━━━ Records to process ━━━

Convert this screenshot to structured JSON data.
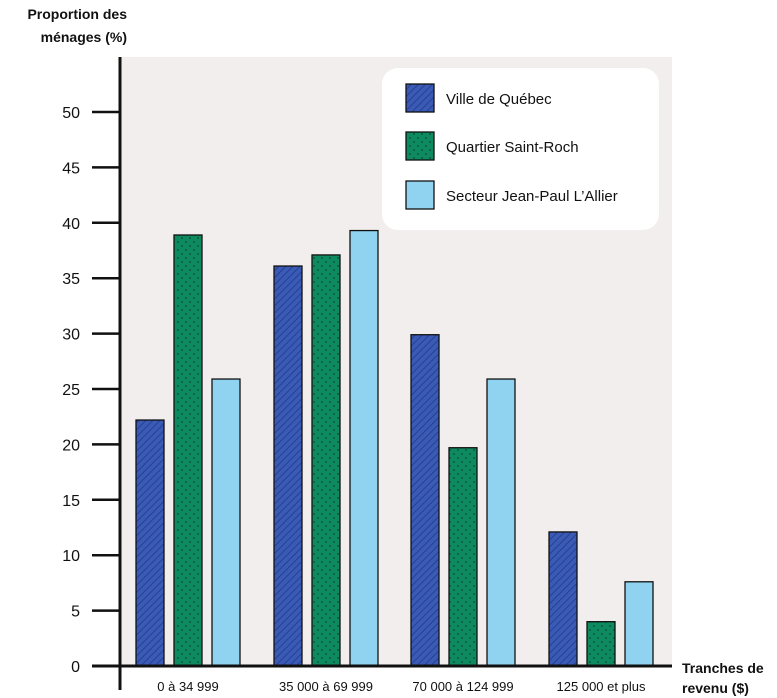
{
  "chart_data": {
    "type": "bar",
    "ylabel": [
      "Proportion des",
      "ménages (%)"
    ],
    "xlabel": [
      "Tranches de",
      "revenu ($)"
    ],
    "categories": [
      "0 à 34 999",
      "35 000 à 69 999",
      "70 000 à 124 999",
      "125 000 et plus"
    ],
    "series": [
      {
        "name": "Ville de Québec",
        "values": [
          22.2,
          36.1,
          29.9,
          12.1
        ],
        "color": "#3a5bb5",
        "pattern": "hatch"
      },
      {
        "name": "Quartier Saint-Roch",
        "values": [
          38.9,
          37.1,
          19.7,
          4.0
        ],
        "color": "#0e8a60",
        "pattern": "dots"
      },
      {
        "name": "Secteur Jean-Paul L’Allier",
        "values": [
          25.9,
          39.3,
          25.9,
          7.6
        ],
        "color": "#8fd3f0",
        "pattern": "solid"
      }
    ],
    "yticks": [
      "0",
      "5",
      "10",
      "15",
      "20",
      "25",
      "30",
      "35",
      "40",
      "45",
      "50"
    ],
    "ylim": [
      0,
      55
    ],
    "grid": false,
    "legend_position": "top-right",
    "plot_background": "#f3eeee"
  }
}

━━━

### Instruction
Write down only the number of lines that contain the string "pattern" in the listing.

### Answer in full
3